- [WHAT IS ASKED]
Set down all of the data that follows word for word, without the images.

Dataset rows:
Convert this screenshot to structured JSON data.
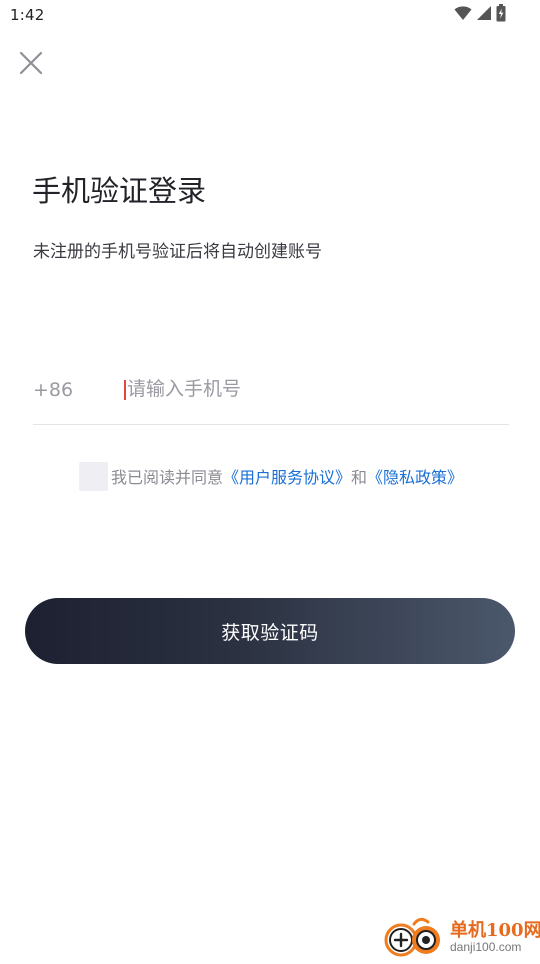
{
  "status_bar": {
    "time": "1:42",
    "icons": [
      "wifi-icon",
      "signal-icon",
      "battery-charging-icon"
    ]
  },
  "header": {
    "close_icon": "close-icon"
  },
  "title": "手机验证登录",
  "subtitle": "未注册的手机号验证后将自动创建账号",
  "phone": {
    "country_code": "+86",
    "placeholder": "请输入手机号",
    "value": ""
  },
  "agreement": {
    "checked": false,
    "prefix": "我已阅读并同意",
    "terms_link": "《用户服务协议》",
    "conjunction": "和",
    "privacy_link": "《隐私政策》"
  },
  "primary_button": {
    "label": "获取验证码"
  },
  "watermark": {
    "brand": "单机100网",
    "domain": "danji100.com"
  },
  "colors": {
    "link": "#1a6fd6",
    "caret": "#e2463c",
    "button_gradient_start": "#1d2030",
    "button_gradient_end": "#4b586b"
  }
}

- [EXERCISE SOLUTION]
Convert this screenshot to structured JSON data.
{
  "status_bar": {
    "time": "1:42",
    "icons": [
      "wifi-icon",
      "signal-icon",
      "battery-charging-icon"
    ]
  },
  "header": {
    "close_icon": "close-icon"
  },
  "title": "手机验证登录",
  "subtitle": "未注册的手机号验证后将自动创建账号",
  "phone": {
    "country_code": "+86",
    "placeholder": "请输入手机号",
    "value": ""
  },
  "agreement": {
    "checked": false,
    "prefix": "我已阅读并同意",
    "terms_link": "《用户服务协议》",
    "conjunction": "和",
    "privacy_link": "《隐私政策》"
  },
  "primary_button": {
    "label": "获取验证码"
  },
  "watermark": {
    "brand": "单机100网",
    "domain": "danji100.com"
  },
  "colors": {
    "link": "#1a6fd6",
    "caret": "#e2463c",
    "button_gradient_start": "#1d2030",
    "button_gradient_end": "#4b586b"
  }
}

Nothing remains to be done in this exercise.